Text to read.
Reaction to Rule #9 Assume that the Person you are listening to might know something you don’t

Reaction to Rule #9 Assume that the Person you are listening to might know something you don’t
Coach Bowden - an amazing teacher and coach!

To tell the truth (Rule #8!) there is something about Dr. Jordan Peterson’s Rule #9 ‘Assume that the Person you are listening to might know something you don’t’ that just doesn’t sit well with me.

Is he wrong?

Oh no! I actually don’t disagree with anything he has to say in this chapter. Rule #9 is a not-so-deep dissertation on the importance of actually listening to the person that is speaking to you. Actually listening. Attempting to ‘step into their shoes’ and experience what they are saying from their position. Dr. Peterson, quite correctly, points out that most people don’t actually listen with the goal of understanding the other person. We listen to be told we are right, we listen to argue, we wait our turn to get our next brilliant point in, we don’t discuss – we simply take turns. And barely at that.

Dr. Peterson goes on to make the same points made in any book on effective, active listening. Listen to understand, restate what was said to ensure you actually got the message, ask a question to probe deeper, attempt to fully understand what the person is trying to say to you.

And Dr. Peterson is quite clear that the failure to understand your conversation partner is only part your (the listeners) fault. The speaker may not be clearly stating their thought, or may not even fully understand what their thought is! Many people discuss to ‘chew out’ what they themselves actually think. By acting as their sounding board, restating the message you hear and asking further, deeper questions, you are giving the astoundingly rare gift of self-exploration. Allowing them the space to work out what they really do actually think. Good stuff. None of it new or surprising, all of it repeated in just about any book on active listening or self-help relationship books, but it wouldn’t be so commonly repeated if it wasn’t ‘good stuff’.

So…why don’t I like this chapter?

Your tasks.
- 1) Using the reaction to Rule #9, explain in one to three sentences why the failure to understand a conversation partner is only partly the listener's fault.
- 2) In the reaction to Rule #9, which rule does the writer point to alongside the words "To tell the truth"?

Supplied information.
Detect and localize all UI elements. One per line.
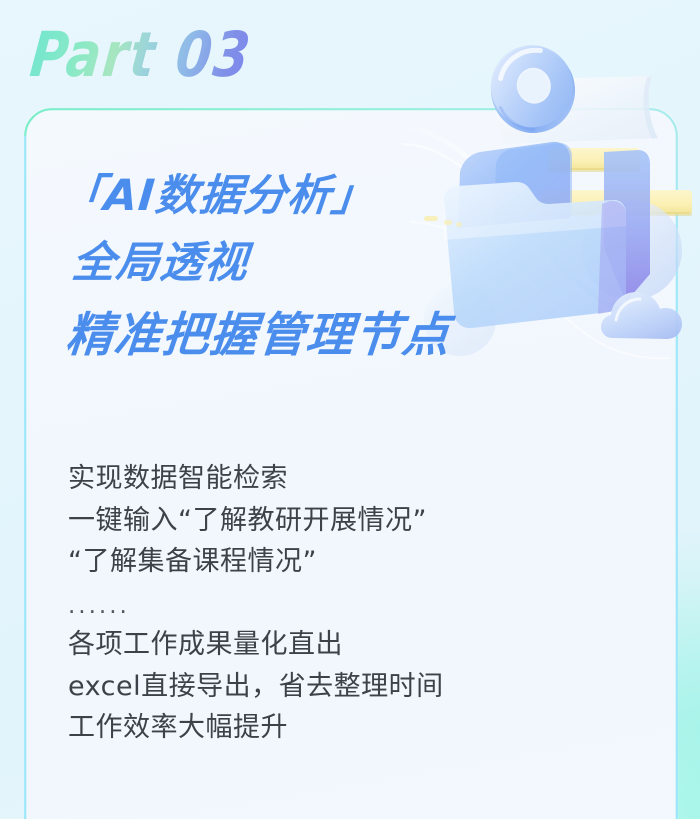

Exercise results.
- 1) The speaker may not be stating the thought clearly, or may not even fully understand what the thought is. Many people talk things through to "chew out" what they themselves actually think.

- 2) Rule #8.